Determine how many lines include the string "title". Output that number only.

Data records
======
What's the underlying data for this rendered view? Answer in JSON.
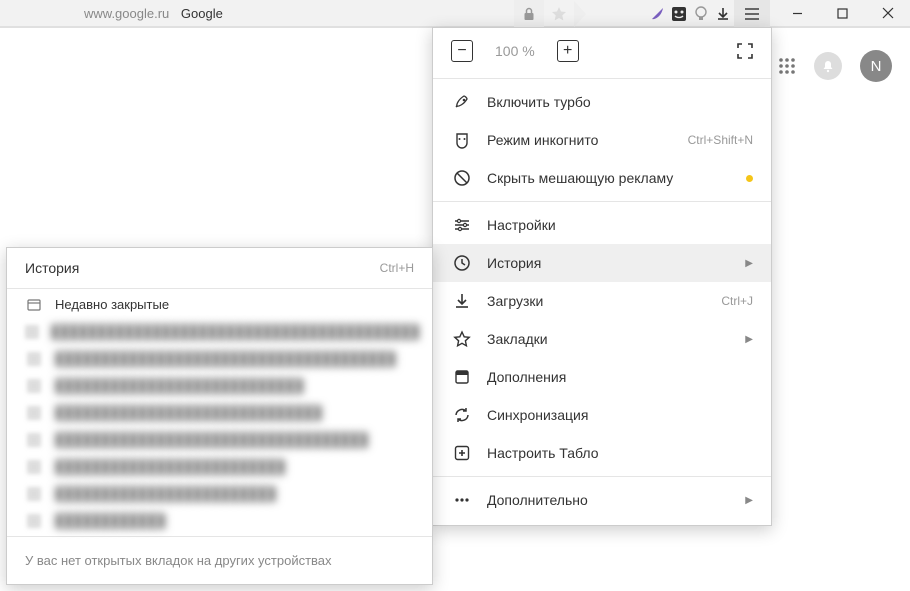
{
  "address": {
    "url": "www.google.ru",
    "title": "Google"
  },
  "zoom": {
    "value": "100 %"
  },
  "menu": {
    "turbo": "Включить турбо",
    "incognito": "Режим инкогнито",
    "incognito_shortcut": "Ctrl+Shift+N",
    "hide_ads": "Скрыть мешающую рекламу",
    "settings": "Настройки",
    "history": "История",
    "downloads": "Загрузки",
    "downloads_shortcut": "Ctrl+J",
    "bookmarks": "Закладки",
    "addons": "Дополнения",
    "sync": "Синхронизация",
    "tablo": "Настроить Табло",
    "more": "Дополнительно"
  },
  "history_panel": {
    "title": "История",
    "shortcut": "Ctrl+H",
    "recently_closed": "Недавно закрытые",
    "footer": "У вас нет открытых вкладок на других устройствах"
  },
  "avatar": {
    "initial": "N"
  }
}
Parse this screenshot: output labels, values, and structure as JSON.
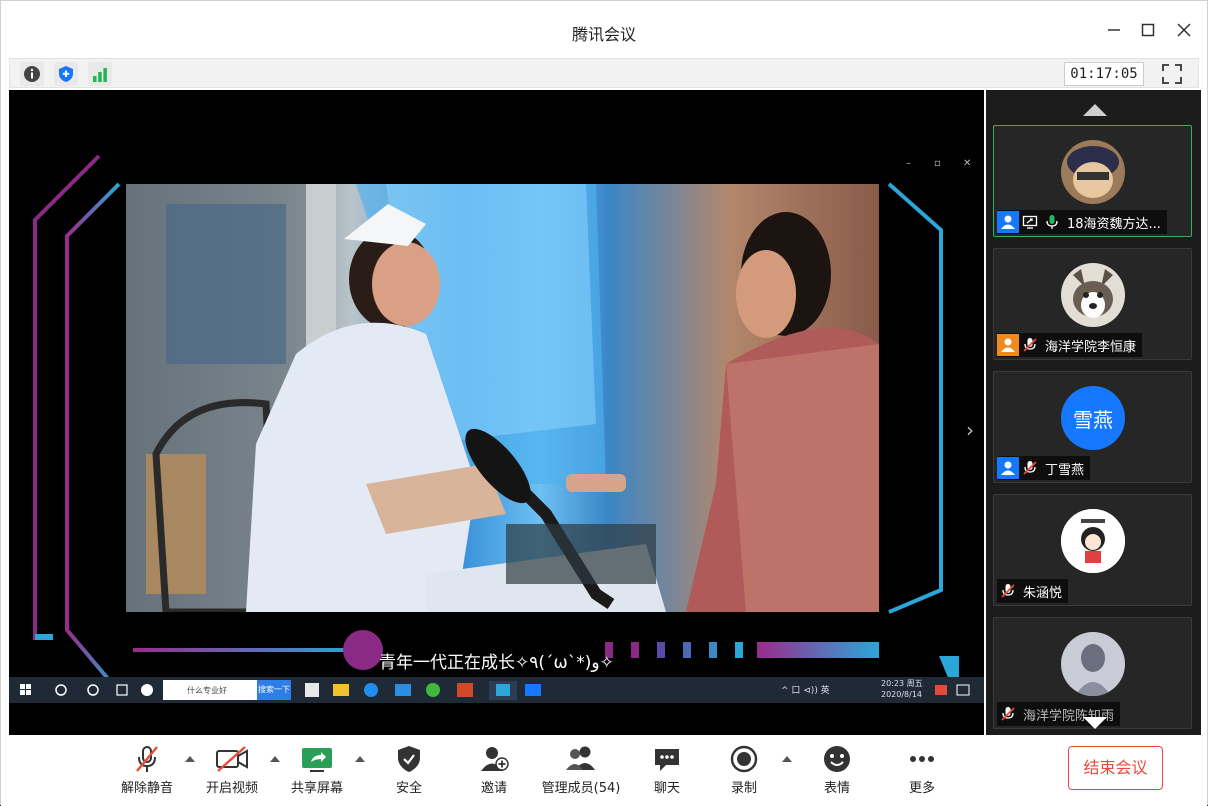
{
  "window": {
    "title": "腾讯会议"
  },
  "infobar": {
    "timer": "01:17:05"
  },
  "stage": {
    "caption": "青年一代正在成长✧٩(ˊωˋ*)و✧",
    "taskbar": {
      "search_placeholder": "什么专业好",
      "search_button": "搜索一下",
      "tray_text": "^ 口 ⊲)) 英",
      "clock_time": "20:23 周五",
      "clock_date": "2020/8/14"
    }
  },
  "participants": [
    {
      "name": "18海资魏方达...",
      "avatar_text": "",
      "avatar_color": "#8a6a4a",
      "host_badge": "#1677ff",
      "muted": false,
      "sharing": true,
      "active": true
    },
    {
      "name": "海洋学院李恒康",
      "avatar_text": "",
      "avatar_color": "#d9d2c6",
      "host_badge": "#f08a1c",
      "muted": true,
      "sharing": false,
      "active": false
    },
    {
      "name": "丁雪燕",
      "avatar_text": "雪燕",
      "avatar_color": "#1677ff",
      "host_badge": "#1677ff",
      "muted": true,
      "sharing": false,
      "active": false
    },
    {
      "name": "朱涵悦",
      "avatar_text": "",
      "avatar_color": "#ffffff",
      "host_badge": "",
      "muted": true,
      "sharing": false,
      "active": false
    },
    {
      "name": "海洋学院陈知雨",
      "avatar_text": "",
      "avatar_color": "#c9ccd6",
      "host_badge": "",
      "muted": true,
      "sharing": false,
      "active": false
    }
  ],
  "controls": {
    "unmute": "解除静音",
    "start_video": "开启视频",
    "share_screen": "共享屏幕",
    "security": "安全",
    "invite": "邀请",
    "manage_members": "管理成员(54)",
    "chat": "聊天",
    "record": "录制",
    "reactions": "表情",
    "more": "更多",
    "end_meeting": "结束会议"
  },
  "colors": {
    "accent_blue": "#1677ff",
    "end_red": "#e74c3c",
    "active_green": "#2bb55a"
  }
}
======
[THE RESULT]
3